DIRECTION:
Below are the records; collect from them each line containing the string "panutup".

■ ■ ■ ■

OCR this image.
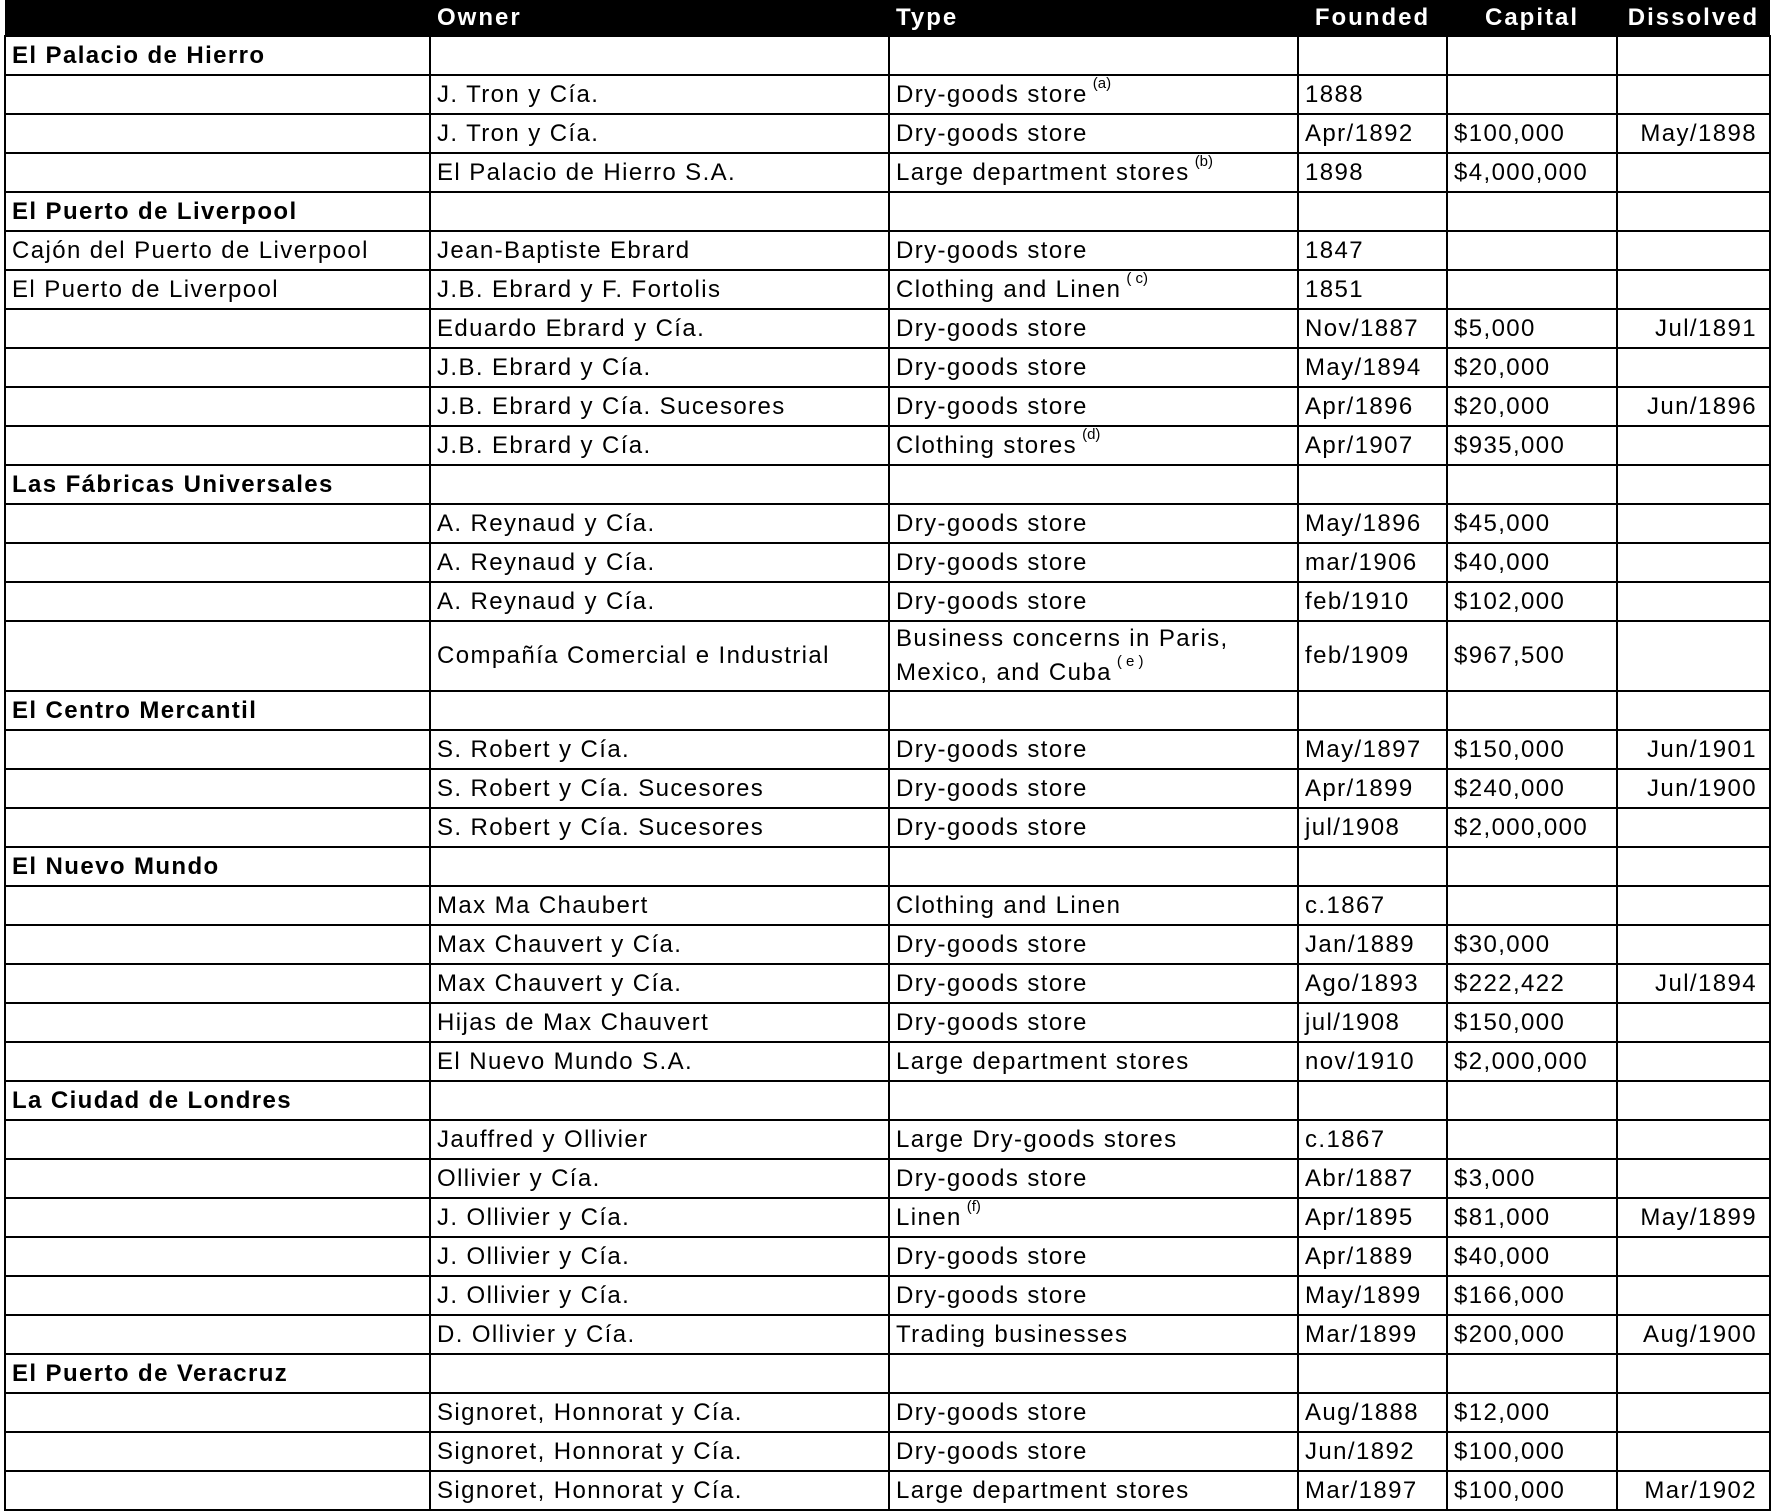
	Owner	Type	Founded	Capital	Dissolved
El Palacio de Hierro					
	J. Tron y Cía.	Dry-goods store $^{(a)}$	1888		
	J. Tron y Cía.	Dry-goods store	Apr/1892	$100,000	May/1898
	El Palacio de Hierro S.A.	Large department stores $^{(b)}$	1898	$4,000,000	
El Puerto de Liverpool					
Cajón del Puerto de Liverpool	Jean-Baptiste Ebrard	Dry-goods store	1847		
El Puerto de Liverpool	J.B. Ebrard y F. Fortolis	Clothing and Linen $^{( c)}$	1851		
	Eduardo Ebrard y Cía.	Dry-goods store	Nov/1887	$5,000	Jul/1891
	J.B. Ebrard y Cía.	Dry-goods store	May/1894	$20,000	
	J.B. Ebrard y Cía. Sucesores	Dry-goods store	Apr/1896	$20,000	Jun/1896
	J.B. Ebrard y Cía.	Clothing stores $^{(d)}$	Apr/1907	$935,000	
Las Fábricas Universales					
	A. Reynaud y Cía.	Dry-goods store	May/1896	$45,000	
	A. Reynaud y Cía.	Dry-goods store	mar/1906	$40,000	
	A. Reynaud y Cía.	Dry-goods store	feb/1910	$102,000	
	Compañía Comercial e Industrial	Business concerns in Paris, Mexico, and Cuba $^{( e )}$	feb/1909	$967,500	
El Centro Mercantil					
	S. Robert y Cía.	Dry-goods store	May/1897	$150,000	Jun/1901
	S. Robert y Cía. Sucesores	Dry-goods store	Apr/1899	$240,000	Jun/1900
	S. Robert y Cía. Sucesores	Dry-goods store	jul/1908	$2,000,000	
El Nuevo Mundo					
	Max Ma Chaubert	Clothing and Linen	c.1867		
	Max Chauvert y Cía.	Dry-goods store	Jan/1889	$30,000	
	Max Chauvert y Cía.	Dry-goods store	Ago/1893	$222,422	Jul/1894
	Hijas de Max Chauvert	Dry-goods store	jul/1908	$150,000	
	El Nuevo Mundo S.A.	Large department stores	nov/1910	$2,000,000	
La Ciudad de Londres					
	Jauffred y Ollivier	Large Dry-goods stores	c.1867		
	Ollivier y Cía.	Dry-goods store	Abr/1887	$3,000	
	J. Ollivier y Cía.	Linen $^{(f)}$	Apr/1895	$81,000	May/1899
	J. Ollivier y Cía.	Dry-goods store	Apr/1889	$40,000	
	J. Ollivier y Cía.	Dry-goods store	May/1899	$166,000	
	D. Ollivier y Cía.	Trading businesses	Mar/1899	$200,000	Aug/1900
El Puerto de Veracruz					
	Signoret, Honnorat y Cía.	Dry-goods store	Aug/1888	$12,000	
	Signoret, Honnorat y Cía.	Dry-goods store	Jun/1892	$100,000	
	Signoret, Honnorat y Cía.	Large department stores	Mar/1897	$100,000	Mar/1902
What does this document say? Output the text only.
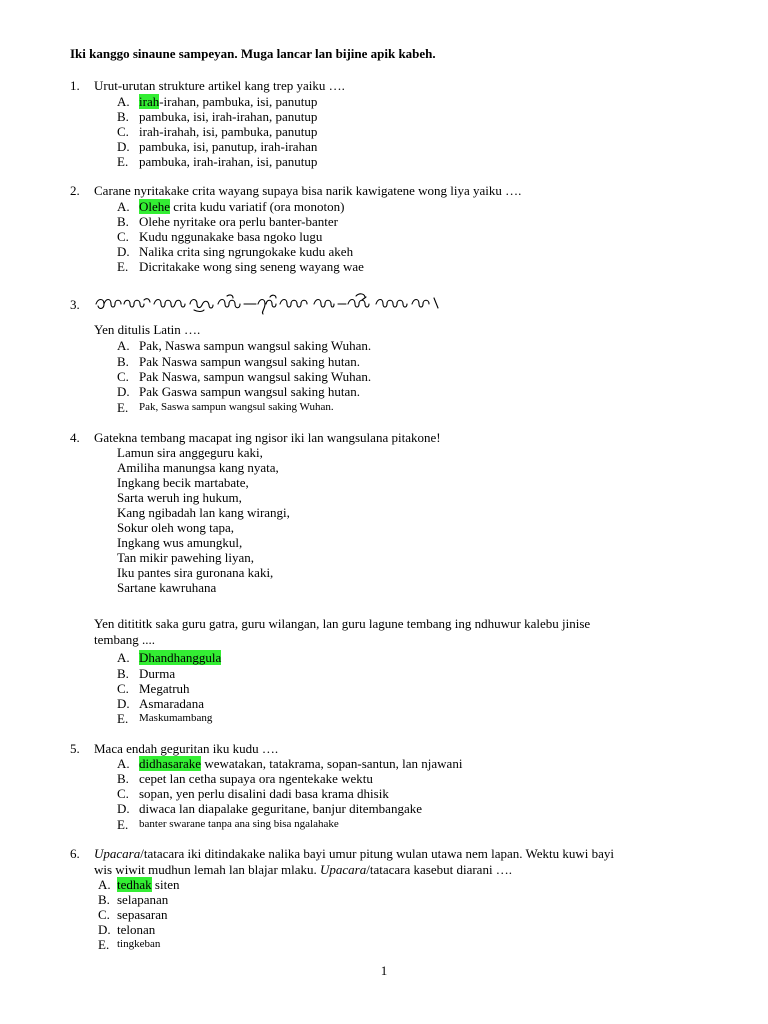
Iki kanggo sinaune sampeyan. Muga lancar lan bijine apik kabeh.
1. Urut-urutan strukture artikel kang trep yaiku ….
A. irah-irahan, pambuka, isi, panutup
B. pambuka, isi, irah-irahan, panutup
C. irah-irahah, isi, pambuka, panutup
D. pambuka, isi, panutup, irah-irahan
E. pambuka, irah-irahan, isi, panutup
2. Carane nyritakake crita wayang supaya bisa narik kawigatene wong liya yaiku ….
A. Olehe crita kudu variatif (ora monoton)
B. Olehe nyritake ora perlu banter-banter
C. Kudu nggunakake basa ngoko lugu
D. Nalika crita sing ngrungokake kudu akeh
E. Dicritakake wong sing seneng wayang wae
3.
Yen ditulis Latin ….
A. Pak, Naswa sampun wangsul saking Wuhan.
B. Pak Naswa sampun wangsul saking hutan.
C. Pak Naswa, sampun wangsul saking Wuhan.
D. Pak Gaswa sampun wangsul saking hutan.
E. Pak, Saswa sampun wangsul saking Wuhan.
4. Gatekna tembang macapat ing ngisor iki lan wangsulana pitakone!
Lamun sira anggeguru kaki,
Amiliha manungsa kang nyata,
Ingkang becik martabate,
Sarta weruh ing hukum,
Kang ngibadah lan kang wirangi,
Sokur oleh wong tapa,
Ingkang wus amungkul,
Tan mikir pawehing liyan,
Iku pantes sira guronana kaki,
Sartane kawruhana
Yen ditititk saka guru gatra, guru wilangan, lan guru lagune tembang ing ndhuwur kalebu jinise
tembang ....
A. Dhandhanggula
B. Durma
C. Megatruh
D. Asmaradana
E. Maskumambang
5. Maca endah geguritan iku kudu ….
A. didhasarake wewatakan, tatakrama, sopan-santun, lan njawani
B. cepet lan cetha supaya ora ngentekake wektu
C. sopan, yen perlu disalini dadi basa krama dhisik
D. diwaca lan diapalake geguritane, banjur ditembangake
E. banter swarane tanpa ana sing bisa ngalahake
6. Upacara/tatacara iki ditindakake nalika bayi umur pitung wulan utawa nem lapan. Wektu kuwi bayi
wis wiwit mudhun lemah lan blajar mlaku. Upacara/tatacara kasebut diarani ….
A. tedhak siten
B. selapanan
C. sepasaran
D. telonan
E. tingkeban
1
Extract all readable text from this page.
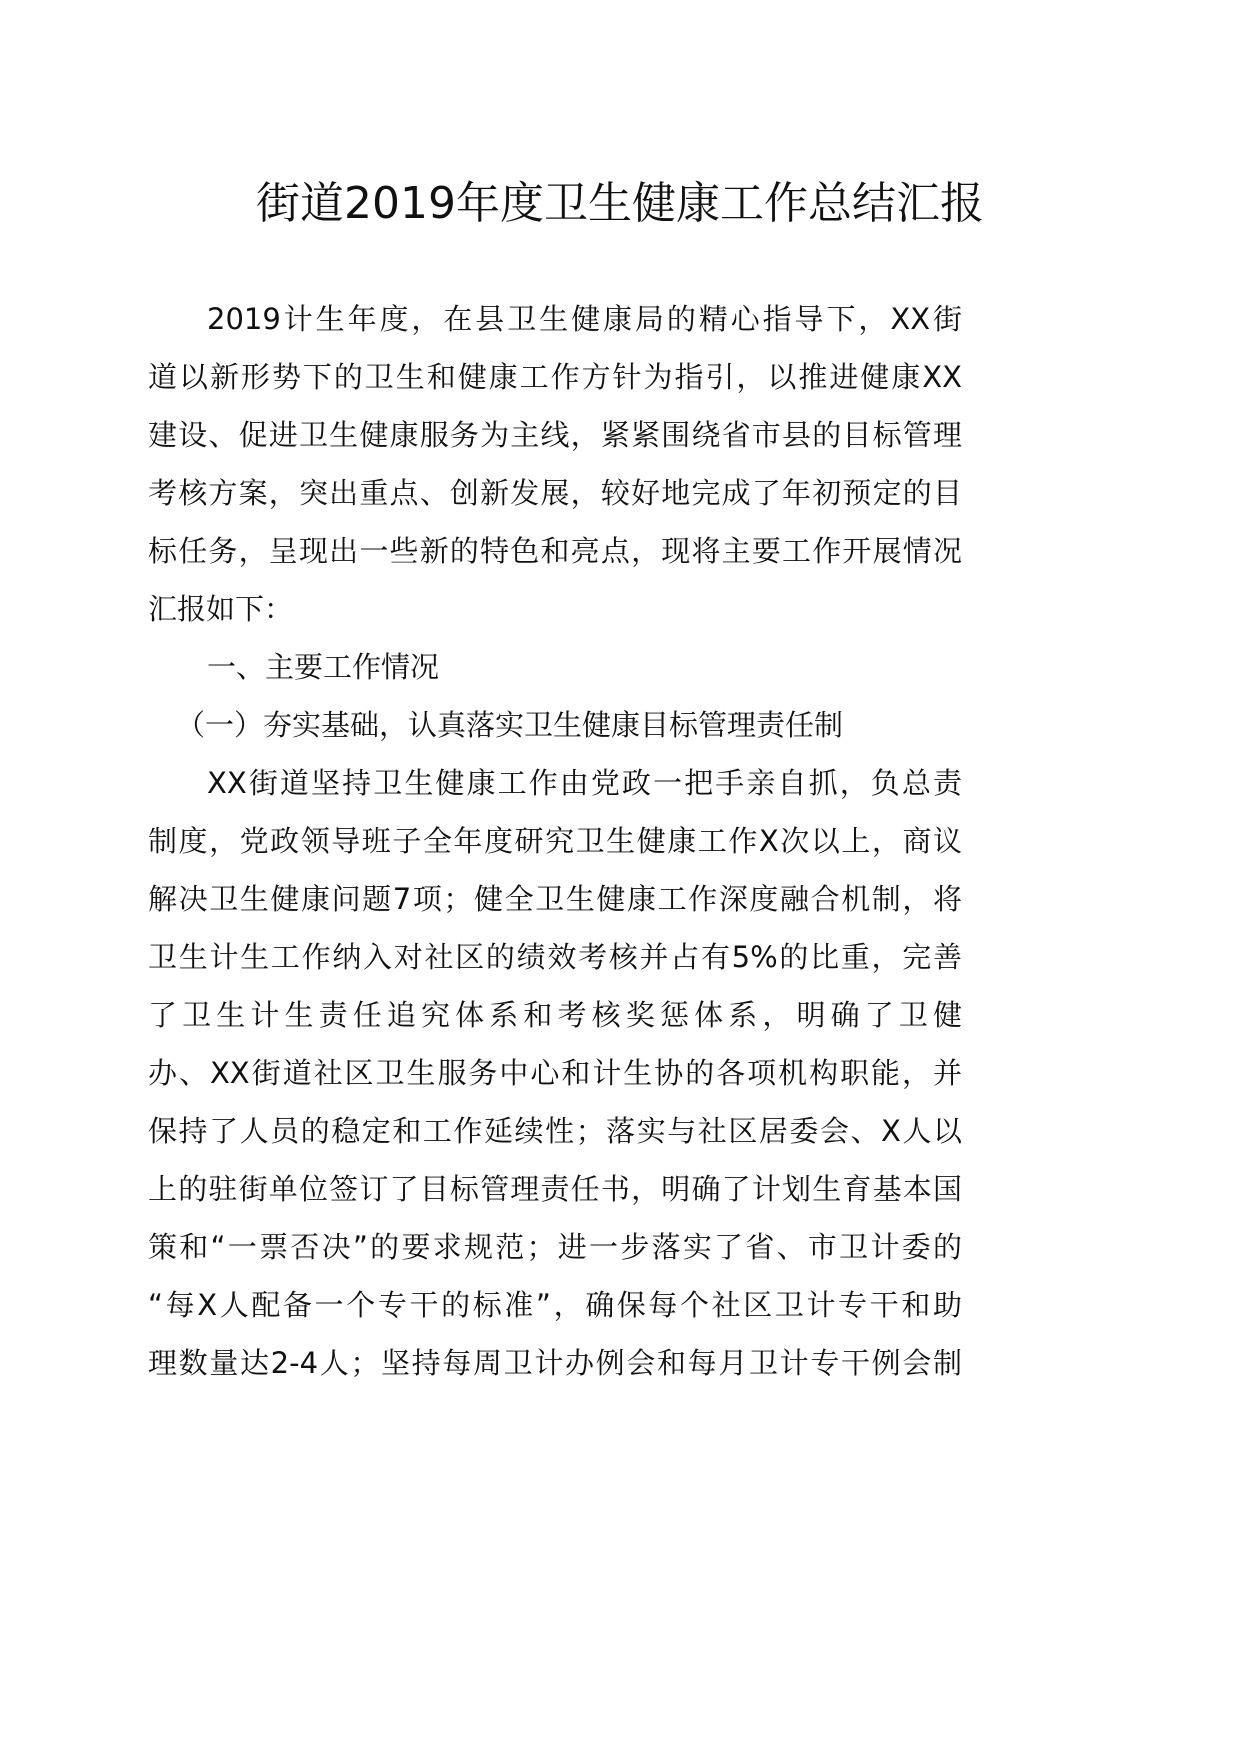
街道2019年度卫生健康工作总结汇报
2019计生年度，在县卫生健康局的精心指导下，XX街
道以新形势下的卫生和健康工作方针为指引，以推进健康XX
建设、促进卫生健康服务为主线，紧紧围绕省市县的目标管理
考核方案，突出重点、创新发展，较好地完成了年初预定的目
标任务，呈现出一些新的特色和亮点，现将主要工作开展情况
汇报如下：
一、主要工作情况
（一）夯实基础，认真落实卫生健康目标管理责任制
XX街道坚持卫生健康工作由党政一把手亲自抓，负总责
制度，党政领导班子全年度研究卫生健康工作X次以上，商议
解决卫生健康问题7项；健全卫生健康工作深度融合机制，将
卫生计生工作纳入对社区的绩效考核并占有5%的比重，完善
了卫生计生责任追究体系和考核奖惩体系，明确了卫健
办、XX街道社区卫生服务中心和计生协的各项机构职能，并
保持了人员的稳定和工作延续性；落实与社区居委会、X人以
上的驻街单位签订了目标管理责任书，明确了计划生育基本国
策和“一票否决”的要求规范；进一步落实了省、市卫计委的
“每X人配备一个专干的标准”，确保每个社区卫计专干和助
理数量达2-4人；坚持每周卫计办例会和每月卫计专干例会制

■ ■ ■ ■

THE COMPLETED TASK:
A. irah-irahan, pambuka, isi, panutup
B. pambuka, isi, irah-irahan, panutup
C. irah-irahah, isi, pambuka, panutup
D. pambuka, isi, panutup, irah-irahan
E. pambuka, irah-irahan, isi, panutup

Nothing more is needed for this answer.